> Dataset records of page text:
——

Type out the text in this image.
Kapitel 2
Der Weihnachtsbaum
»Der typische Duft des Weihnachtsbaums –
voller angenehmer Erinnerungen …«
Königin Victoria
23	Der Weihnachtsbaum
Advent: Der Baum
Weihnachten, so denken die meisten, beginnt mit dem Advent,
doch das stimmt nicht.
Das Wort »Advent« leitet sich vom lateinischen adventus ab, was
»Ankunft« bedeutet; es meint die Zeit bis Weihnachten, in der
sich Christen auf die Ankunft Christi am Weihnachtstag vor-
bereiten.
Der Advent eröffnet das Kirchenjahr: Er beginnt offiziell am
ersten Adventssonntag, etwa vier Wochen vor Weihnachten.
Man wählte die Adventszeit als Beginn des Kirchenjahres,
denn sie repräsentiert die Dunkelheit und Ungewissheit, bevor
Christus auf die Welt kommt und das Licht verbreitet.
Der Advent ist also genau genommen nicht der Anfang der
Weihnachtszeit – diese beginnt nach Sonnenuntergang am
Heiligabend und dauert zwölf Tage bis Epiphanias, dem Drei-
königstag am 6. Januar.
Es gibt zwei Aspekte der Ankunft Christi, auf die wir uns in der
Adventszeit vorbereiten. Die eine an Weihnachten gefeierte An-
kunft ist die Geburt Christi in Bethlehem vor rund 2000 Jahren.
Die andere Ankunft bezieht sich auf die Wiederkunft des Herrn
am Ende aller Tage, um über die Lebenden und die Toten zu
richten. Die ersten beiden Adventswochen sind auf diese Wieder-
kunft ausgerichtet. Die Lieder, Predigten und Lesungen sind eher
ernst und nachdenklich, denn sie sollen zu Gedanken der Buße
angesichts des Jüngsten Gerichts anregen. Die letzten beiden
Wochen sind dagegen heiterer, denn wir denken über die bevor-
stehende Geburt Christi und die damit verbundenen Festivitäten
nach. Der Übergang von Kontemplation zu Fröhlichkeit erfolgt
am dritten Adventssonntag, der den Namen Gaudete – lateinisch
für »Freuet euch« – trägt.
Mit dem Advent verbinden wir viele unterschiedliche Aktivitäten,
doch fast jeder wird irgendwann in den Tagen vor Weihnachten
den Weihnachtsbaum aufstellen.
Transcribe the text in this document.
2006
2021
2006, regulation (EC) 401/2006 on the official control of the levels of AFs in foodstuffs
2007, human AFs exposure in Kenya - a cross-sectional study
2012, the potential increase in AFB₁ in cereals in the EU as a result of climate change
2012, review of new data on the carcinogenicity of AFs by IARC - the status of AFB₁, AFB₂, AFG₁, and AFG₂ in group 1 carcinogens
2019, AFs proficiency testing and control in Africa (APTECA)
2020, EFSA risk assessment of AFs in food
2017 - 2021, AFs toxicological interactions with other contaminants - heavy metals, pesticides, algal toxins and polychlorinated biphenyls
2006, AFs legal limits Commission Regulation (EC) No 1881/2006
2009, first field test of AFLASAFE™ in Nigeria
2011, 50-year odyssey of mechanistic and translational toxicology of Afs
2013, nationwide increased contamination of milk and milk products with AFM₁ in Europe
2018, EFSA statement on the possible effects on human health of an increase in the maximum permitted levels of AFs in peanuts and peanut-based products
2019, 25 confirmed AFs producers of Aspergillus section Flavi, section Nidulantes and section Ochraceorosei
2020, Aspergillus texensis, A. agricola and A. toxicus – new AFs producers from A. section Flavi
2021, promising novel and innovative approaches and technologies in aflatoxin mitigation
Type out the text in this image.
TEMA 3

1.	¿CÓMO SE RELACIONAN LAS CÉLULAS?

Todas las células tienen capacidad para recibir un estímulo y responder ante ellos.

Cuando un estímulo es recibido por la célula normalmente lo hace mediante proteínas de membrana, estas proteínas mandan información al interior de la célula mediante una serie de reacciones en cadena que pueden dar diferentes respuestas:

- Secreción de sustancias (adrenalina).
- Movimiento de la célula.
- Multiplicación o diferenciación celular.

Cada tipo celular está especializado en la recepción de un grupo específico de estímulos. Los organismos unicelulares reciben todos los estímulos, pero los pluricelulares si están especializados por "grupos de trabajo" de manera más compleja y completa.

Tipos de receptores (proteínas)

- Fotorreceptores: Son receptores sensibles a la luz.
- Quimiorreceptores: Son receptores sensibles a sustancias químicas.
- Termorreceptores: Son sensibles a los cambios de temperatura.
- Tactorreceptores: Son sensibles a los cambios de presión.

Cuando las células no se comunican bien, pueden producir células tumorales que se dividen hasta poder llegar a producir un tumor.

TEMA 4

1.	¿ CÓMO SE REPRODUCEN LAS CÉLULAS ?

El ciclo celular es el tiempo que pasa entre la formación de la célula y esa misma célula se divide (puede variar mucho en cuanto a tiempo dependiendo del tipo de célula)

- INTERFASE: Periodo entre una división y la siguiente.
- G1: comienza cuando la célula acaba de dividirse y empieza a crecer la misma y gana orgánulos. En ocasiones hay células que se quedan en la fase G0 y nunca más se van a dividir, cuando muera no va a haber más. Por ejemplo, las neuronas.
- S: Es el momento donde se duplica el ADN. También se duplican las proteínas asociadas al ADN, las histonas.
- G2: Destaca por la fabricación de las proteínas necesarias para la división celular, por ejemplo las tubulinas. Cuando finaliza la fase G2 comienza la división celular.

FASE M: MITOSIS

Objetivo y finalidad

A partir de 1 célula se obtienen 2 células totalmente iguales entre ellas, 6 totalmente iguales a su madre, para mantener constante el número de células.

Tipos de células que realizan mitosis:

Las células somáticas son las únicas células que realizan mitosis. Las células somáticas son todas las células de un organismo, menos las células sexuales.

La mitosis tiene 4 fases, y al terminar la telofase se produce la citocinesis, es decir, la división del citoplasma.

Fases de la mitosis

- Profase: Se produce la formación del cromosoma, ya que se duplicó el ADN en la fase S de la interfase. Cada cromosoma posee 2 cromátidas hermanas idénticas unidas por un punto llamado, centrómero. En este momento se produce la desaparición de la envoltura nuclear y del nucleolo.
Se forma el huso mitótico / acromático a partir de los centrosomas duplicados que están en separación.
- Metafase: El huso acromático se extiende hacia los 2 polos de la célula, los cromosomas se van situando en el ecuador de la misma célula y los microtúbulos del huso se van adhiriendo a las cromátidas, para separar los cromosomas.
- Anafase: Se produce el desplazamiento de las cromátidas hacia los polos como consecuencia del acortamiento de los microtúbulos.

——

> INSTRUCTIONS TO FOLLOW: Until the last line is reached, keep transcribing the data exactly.

> EXPECTED ANSWER:
Type out the text in this image.
Kapitel 2
Der Weihnachtsbaum
»Der typische Duft des Weihnachtsbaums –
voller angenehmer Erinnerungen …«
Königin Victoria
23	Der Weihnachtsbaum
Advent: Der Baum
Weihnachten, so denken die meisten, beginnt mit dem Advent,
doch das stimmt nicht.
Das Wort »Advent« leitet sich vom lateinischen adventus ab, was
»Ankunft« bedeutet; es meint die Zeit bis Weihnachten, in der
sich Christen auf die Ankunft Christi am Weihnachtstag vor-
bereiten.
Der Advent eröffnet das Kirchenjahr: Er beginnt offiziell am
ersten Adventssonntag, etwa vier Wochen vor Weihnachten.
Man wählte die Adventszeit als Beginn des Kirchenjahres,
denn sie repräsentiert die Dunkelheit und Ungewissheit, bevor
Christus auf die Welt kommt und das Licht verbreitet.
Der Advent ist also genau genommen nicht der Anfang der
Weihnachtszeit – diese beginnt nach Sonnenuntergang am
Heiligabend und dauert zwölf Tage bis Epiphanias, dem Drei-
königstag am 6. Januar.
Es gibt zwei Aspekte der Ankunft Christi, auf die wir uns in der
Adventszeit vorbereiten. Die eine an Weihnachten gefeierte An-
kunft ist die Geburt Christi in Bethlehem vor rund 2000 Jahren.
Die andere Ankunft bezieht sich auf die Wiederkunft des Herrn
am Ende aller Tage, um über die Lebenden und die Toten zu
richten. Die ersten beiden Adventswochen sind auf diese Wieder-
kunft ausgerichtet. Die Lieder, Predigten und Lesungen sind eher
ernst und nachdenklich, denn sie sollen zu Gedanken der Buße
angesichts des Jüngsten Gerichts anregen. Die letzten beiden
Wochen sind dagegen heiterer, denn wir denken über die bevor-
stehende Geburt Christi und die damit verbundenen Festivitäten
nach. Der Übergang von Kontemplation zu Fröhlichkeit erfolgt
am dritten Adventssonntag, der den Namen Gaudete – lateinisch
für »Freuet euch« – trägt.
Mit dem Advent verbinden wir viele unterschiedliche Aktivitäten,
doch fast jeder wird irgendwann in den Tagen vor Weihnachten
den Weihnachtsbaum aufstellen.
Transcribe the text in this document.
2006
2021
2006, regulation (EC) 401/2006 on the official control of the levels of AFs in foodstuffs
2007, human AFs exposure in Kenya - a cross-sectional study
2012, the potential increase in AFB₁ in cereals in the EU as a result of climate change
2012, review of new data on the carcinogenicity of AFs by IARC - the status of AFB₁, AFB₂, AFG₁, and AFG₂ in group 1 carcinogens
2019, AFs proficiency testing and control in Africa (APTECA)
2020, EFSA risk assessment of AFs in food
2017 - 2021, AFs toxicological interactions with other contaminants - heavy metals, pesticides, algal toxins and polychlorinated biphenyls
2006, AFs legal limits Commission Regulation (EC) No 1881/2006
2009, first field test of AFLASAFE™ in Nigeria
2011, 50-year odyssey of mechanistic and translational toxicology of Afs
2013, nationwide increased contamination of milk and milk products with AFM₁ in Europe
2018, EFSA statement on the possible effects on human health of an increase in the maximum permitted levels of AFs in peanuts and peanut-based products
2019, 25 confirmed AFs producers of Aspergillus section Flavi, section Nidulantes and section Ochraceorosei
2020, Aspergillus texensis, A. agricola and A. toxicus – new AFs producers from A. section Flavi
2021, promising novel and innovative approaches and technologies in aflatoxin mitigation
Type out the text in this image.
TEMA 3

1.	¿CÓMO SE RELACIONAN LAS CÉLULAS?

Todas las células tienen capacidad para recibir un estímulo y responder ante ellos.

Cuando un estímulo es recibido por la célula normalmente lo hace mediante proteínas de membrana, estas proteínas mandan información al interior de la célula mediante una serie de reacciones en cadena que pueden dar diferentes respuestas:

- Secreción de sustancias (adrenalina).
- Movimiento de la célula.
- Multiplicación o diferenciación celular.

Cada tipo celular está especializado en la recepción de un grupo específico de estímulos. Los organismos unicelulares reciben todos los estímulos, pero los pluricelulares si están especializados por "grupos de trabajo" de manera más compleja y completa.

Tipos de receptores (proteínas)

- Fotorreceptores: Son receptores sensibles a la luz.
- Quimiorreceptores: Son receptores sensibles a sustancias químicas.
- Termorreceptores: Son sensibles a los cambios de temperatura.
- Tactorreceptores: Son sensibles a los cambios de presión.

Cuando las células no se comunican bien, pueden producir células tumorales que se dividen hasta poder llegar a producir un tumor.

TEMA 4

1.	¿ CÓMO SE REPRODUCEN LAS CÉLULAS ?

El ciclo celular es el tiempo que pasa entre la formación de la célula y esa misma célula se divide (puede variar mucho en cuanto a tiempo dependiendo del tipo de célula)

- INTERFASE: Periodo entre una división y la siguiente.
- G1: comienza cuando la célula acaba de dividirse y empieza a crecer la misma y gana orgánulos. En ocasiones hay células que se quedan en la fase G0 y nunca más se van a dividir, cuando muera no va a haber más. Por ejemplo, las neuronas.
- S: Es el momento donde se duplica el ADN. También se duplican las proteínas asociadas al ADN, las histonas.
- G2: Destaca por la fabricación de las proteínas necesarias para la división celular, por ejemplo las tubulinas. Cuando finaliza la fase G2 comienza la división celular.

FASE M: MITOSIS

Objetivo y finalidad

A partir de 1 célula se obtienen 2 células totalmente iguales entre ellas, 6 totalmente iguales a su madre, para mantener constante el número de células.

Tipos de células que realizan mitosis:

Las células somáticas son las únicas células que realizan mitosis. Las células somáticas son todas las células de un organismo, menos las células sexuales.

La mitosis tiene 4 fases, y al terminar la telofase se produce la citocinesis, es decir, la división del citoplasma.

Fases de la mitosis

- Profase: Se produce la formación del cromosoma, ya que se duplicó el ADN en la fase S de la interfase. Cada cromosoma posee 2 cromátidas hermanas idénticas unidas por un punto llamado, centrómero. En este momento se produce la desaparición de la envoltura nuclear y del nucleolo.
Se forma el huso mitótico / acromático a partir de los centrosomas duplicados que están en separación.
- Metafase: El huso acromático se extiende hacia los 2 polos de la célula, los cromosomas se van situando en el ecuador de la misma célula y los microtúbulos del huso se van adhiriendo a las cromátidas, para separar los cromosomas.
- Anafase: Se produce el desplazamiento de las cromátidas hacia los polos como consecuencia del acortamiento de los microtúbulos.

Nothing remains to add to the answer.